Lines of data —
— Start —
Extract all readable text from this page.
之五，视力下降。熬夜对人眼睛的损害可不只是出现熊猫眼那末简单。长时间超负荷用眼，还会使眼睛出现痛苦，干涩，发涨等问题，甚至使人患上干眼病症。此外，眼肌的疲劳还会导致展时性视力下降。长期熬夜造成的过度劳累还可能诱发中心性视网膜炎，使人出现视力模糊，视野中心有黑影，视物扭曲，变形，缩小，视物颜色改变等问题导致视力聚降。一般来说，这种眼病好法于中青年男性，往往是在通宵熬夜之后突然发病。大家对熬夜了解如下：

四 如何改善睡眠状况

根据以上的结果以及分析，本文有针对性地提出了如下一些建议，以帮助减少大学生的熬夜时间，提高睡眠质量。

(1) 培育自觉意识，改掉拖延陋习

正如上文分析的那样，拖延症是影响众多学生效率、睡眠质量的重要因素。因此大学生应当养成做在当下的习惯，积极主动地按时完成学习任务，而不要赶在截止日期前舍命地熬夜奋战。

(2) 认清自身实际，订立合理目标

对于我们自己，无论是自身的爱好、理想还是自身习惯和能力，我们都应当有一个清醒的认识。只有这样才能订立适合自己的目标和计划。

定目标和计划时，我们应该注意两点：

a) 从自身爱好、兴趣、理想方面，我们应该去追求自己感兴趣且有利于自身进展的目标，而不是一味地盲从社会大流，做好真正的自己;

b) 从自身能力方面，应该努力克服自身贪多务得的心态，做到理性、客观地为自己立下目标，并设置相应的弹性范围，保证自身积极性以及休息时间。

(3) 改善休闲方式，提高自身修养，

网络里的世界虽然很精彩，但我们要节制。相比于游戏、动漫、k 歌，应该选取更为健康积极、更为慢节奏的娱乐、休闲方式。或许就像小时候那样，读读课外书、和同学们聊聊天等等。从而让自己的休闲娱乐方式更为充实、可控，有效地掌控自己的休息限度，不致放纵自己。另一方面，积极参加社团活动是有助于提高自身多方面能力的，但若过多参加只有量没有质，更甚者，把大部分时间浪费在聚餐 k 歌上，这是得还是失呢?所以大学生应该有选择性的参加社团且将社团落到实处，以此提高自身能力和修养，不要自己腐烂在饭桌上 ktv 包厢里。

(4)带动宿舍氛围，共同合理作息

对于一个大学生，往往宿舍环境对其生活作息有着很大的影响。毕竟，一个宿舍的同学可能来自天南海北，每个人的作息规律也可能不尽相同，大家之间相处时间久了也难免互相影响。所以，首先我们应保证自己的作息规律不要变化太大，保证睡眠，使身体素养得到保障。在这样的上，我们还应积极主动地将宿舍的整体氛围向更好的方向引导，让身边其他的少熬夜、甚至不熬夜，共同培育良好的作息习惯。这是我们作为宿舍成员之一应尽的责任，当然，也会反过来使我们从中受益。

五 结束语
— End —
THE TASK — Can you give every line above again, exactly as written?

RESPONSE —
Extract all readable text from this page.
之五，视力下降。熬夜对人眼睛的损害可不只是出现熊猫眼那末简单。长时间超负荷用眼，还会使眼睛出现痛苦，干涩，发涨等问题，甚至使人患上干眼病症。此外，眼肌的疲劳还会导致展时性视力下降。长期熬夜造成的过度劳累还可能诱发中心性视网膜炎，使人出现视力模糊，视野中心有黑影，视物扭曲，变形，缩小，视物颜色改变等问题导致视力聚降。一般来说，这种眼病好法于中青年男性，往往是在通宵熬夜之后突然发病。大家对熬夜了解如下：

四 如何改善睡眠状况

根据以上的结果以及分析，本文有针对性地提出了如下一些建议，以帮助减少大学生的熬夜时间，提高睡眠质量。

(1) 培育自觉意识，改掉拖延陋习

正如上文分析的那样，拖延症是影响众多学生效率、睡眠质量的重要因素。因此大学生应当养成做在当下的习惯，积极主动地按时完成学习任务，而不要赶在截止日期前舍命地熬夜奋战。

(2) 认清自身实际，订立合理目标

对于我们自己，无论是自身的爱好、理想还是自身习惯和能力，我们都应当有一个清醒的认识。只有这样才能订立适合自己的目标和计划。

定目标和计划时，我们应该注意两点：

a) 从自身爱好、兴趣、理想方面，我们应该去追求自己感兴趣且有利于自身进展的目标，而不是一味地盲从社会大流，做好真正的自己;

b) 从自身能力方面，应该努力克服自身贪多务得的心态，做到理性、客观地为自己立下目标，并设置相应的弹性范围，保证自身积极性以及休息时间。

(3) 改善休闲方式，提高自身修养，

网络里的世界虽然很精彩，但我们要节制。相比于游戏、动漫、k 歌，应该选取更为健康积极、更为慢节奏的娱乐、休闲方式。或许就像小时候那样，读读课外书、和同学们聊聊天等等。从而让自己的休闲娱乐方式更为充实、可控，有效地掌控自己的休息限度，不致放纵自己。另一方面，积极参加社团活动是有助于提高自身多方面能力的，但若过多参加只有量没有质，更甚者，把大部分时间浪费在聚餐 k 歌上，这是得还是失呢?所以大学生应该有选择性的参加社团且将社团落到实处，以此提高自身能力和修养，不要自己腐烂在饭桌上 ktv 包厢里。

(4)带动宿舍氛围，共同合理作息

对于一个大学生，往往宿舍环境对其生活作息有着很大的影响。毕竟，一个宿舍的同学可能来自天南海北，每个人的作息规律也可能不尽相同，大家之间相处时间久了也难免互相影响。所以，首先我们应保证自己的作息规律不要变化太大，保证睡眠，使身体素养得到保障。在这样的上，我们还应积极主动地将宿舍的整体氛围向更好的方向引导，让身边其他的少熬夜、甚至不熬夜，共同培育良好的作息习惯。这是我们作为宿舍成员之一应尽的责任，当然，也会反过来使我们从中受益。

五 结束语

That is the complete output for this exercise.